◆ **Excerpt provided**:
* BEGIN *

Due process requires only that in order to subject a defendant to a judgment in personam, if he be not present within the territory of the forum, he have certain minimum contacts with it such that the maintenance of the suit does not offend "traditional notions of fair play and substantial justice." International Shoe Co. v. Washington, 326 U.S. 310, 316, 66 S. Ct. 154, 158, 90 L. Ed. 95 (1945).
It is clear that defendants have had sufficient contacts with New Jersey to satisfy the due process requirements so that the case may be heard in New Jersey. They argue, however, that even if the suit is proper in New Jersey, the county district court is not the proper forum. Thus, the question raised is whether the manner of service of process used by the plaintiff in this case is sufficient for this court to have jurisdiction.
The jurisdiction of the county district court is established by the Legislature by authority of our Constitution. N.J. Const. (1947), Art. VI, § I, par. 1:
The Judicial Power shall be vested in a Supreme Court, a Superior Court, County Courts and inferior courts of limited jurisdiction. The inferior courts and their jurisdiction may be from time to time established, altered or abolished by law.

* END *

Dataset items
* BEGIN *

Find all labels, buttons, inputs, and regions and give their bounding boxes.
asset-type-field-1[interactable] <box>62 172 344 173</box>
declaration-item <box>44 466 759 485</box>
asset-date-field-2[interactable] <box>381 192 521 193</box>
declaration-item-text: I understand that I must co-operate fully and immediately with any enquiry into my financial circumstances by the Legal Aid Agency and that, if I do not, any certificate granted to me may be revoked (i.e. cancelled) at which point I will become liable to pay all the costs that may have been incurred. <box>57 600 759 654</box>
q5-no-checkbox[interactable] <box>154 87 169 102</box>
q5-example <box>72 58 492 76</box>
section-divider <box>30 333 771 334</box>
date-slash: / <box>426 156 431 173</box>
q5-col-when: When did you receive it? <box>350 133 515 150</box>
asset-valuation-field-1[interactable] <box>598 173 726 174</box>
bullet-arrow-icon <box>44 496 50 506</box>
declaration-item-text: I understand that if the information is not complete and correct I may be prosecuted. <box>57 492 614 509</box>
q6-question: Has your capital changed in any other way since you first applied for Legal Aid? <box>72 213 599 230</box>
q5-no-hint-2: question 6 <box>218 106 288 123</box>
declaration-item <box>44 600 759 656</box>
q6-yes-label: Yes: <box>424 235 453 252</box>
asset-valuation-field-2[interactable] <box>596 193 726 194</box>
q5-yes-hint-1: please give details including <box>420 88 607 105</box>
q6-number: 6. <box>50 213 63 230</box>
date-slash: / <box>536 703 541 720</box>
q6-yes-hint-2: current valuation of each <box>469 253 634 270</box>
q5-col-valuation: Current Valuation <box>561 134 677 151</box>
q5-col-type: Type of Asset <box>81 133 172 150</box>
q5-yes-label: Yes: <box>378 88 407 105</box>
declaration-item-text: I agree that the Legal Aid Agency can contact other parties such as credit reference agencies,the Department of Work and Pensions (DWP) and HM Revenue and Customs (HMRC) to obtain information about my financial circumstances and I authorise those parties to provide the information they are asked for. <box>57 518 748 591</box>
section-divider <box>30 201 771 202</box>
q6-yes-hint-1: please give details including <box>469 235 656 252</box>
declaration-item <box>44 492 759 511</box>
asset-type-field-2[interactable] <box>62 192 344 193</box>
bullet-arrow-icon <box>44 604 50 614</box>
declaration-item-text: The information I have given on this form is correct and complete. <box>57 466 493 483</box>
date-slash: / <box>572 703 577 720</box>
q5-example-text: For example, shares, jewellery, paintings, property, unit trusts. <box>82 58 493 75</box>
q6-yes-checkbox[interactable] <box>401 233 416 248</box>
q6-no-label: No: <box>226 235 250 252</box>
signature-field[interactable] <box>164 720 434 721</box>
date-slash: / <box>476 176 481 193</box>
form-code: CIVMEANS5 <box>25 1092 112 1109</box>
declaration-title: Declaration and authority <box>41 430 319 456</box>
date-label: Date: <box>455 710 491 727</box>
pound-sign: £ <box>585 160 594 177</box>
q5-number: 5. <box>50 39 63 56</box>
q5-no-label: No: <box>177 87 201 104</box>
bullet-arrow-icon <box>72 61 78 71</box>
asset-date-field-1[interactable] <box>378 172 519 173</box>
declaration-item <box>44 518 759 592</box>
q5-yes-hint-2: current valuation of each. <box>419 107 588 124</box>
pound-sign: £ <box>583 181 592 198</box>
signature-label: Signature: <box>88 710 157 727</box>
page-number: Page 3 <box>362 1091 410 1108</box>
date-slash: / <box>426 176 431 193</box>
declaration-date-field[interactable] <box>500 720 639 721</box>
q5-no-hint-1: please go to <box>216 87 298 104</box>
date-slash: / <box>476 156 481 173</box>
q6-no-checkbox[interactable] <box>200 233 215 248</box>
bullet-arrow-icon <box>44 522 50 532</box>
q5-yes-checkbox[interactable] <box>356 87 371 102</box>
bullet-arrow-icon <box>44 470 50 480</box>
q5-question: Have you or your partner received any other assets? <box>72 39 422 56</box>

* END *

◆ **Written tasks**:
a) Reproduce the records verbatim from their first line through the line holding "asset-date-field-2[interactable] <box>381 192", inclusive.
b) Continue the passage on the county district court's jurisdiction from where it stops.

◆ **Results of the tasks**:
a)
Find all labels, buttons, inputs, and regions and give their bounding boxes.
asset-type-field-1[interactable] <box>62 172 344 173</box>
declaration-item <box>44 466 759 485</box>
asset-date-field-2[interactable] <box>381 192 521 193</box>

b)
"[The county district courts] are creatures of the Legislature and may be given such jurisdiction with regard to subject matter and territory as the Legislature sees fit." Kappish v. Lotsey, 76 N.J. Super. 215, 222 (Cty. D. Ct. 1962). "The County district courts are inferior courts of limited jurisdiction, which the Legislature may establish, alter or abolish in its discretion as the public good may require." Andriola v. Galloping Hill Shopping Center, Inc., 93 N.J. Super. 196, 199 (App. Div. 1966).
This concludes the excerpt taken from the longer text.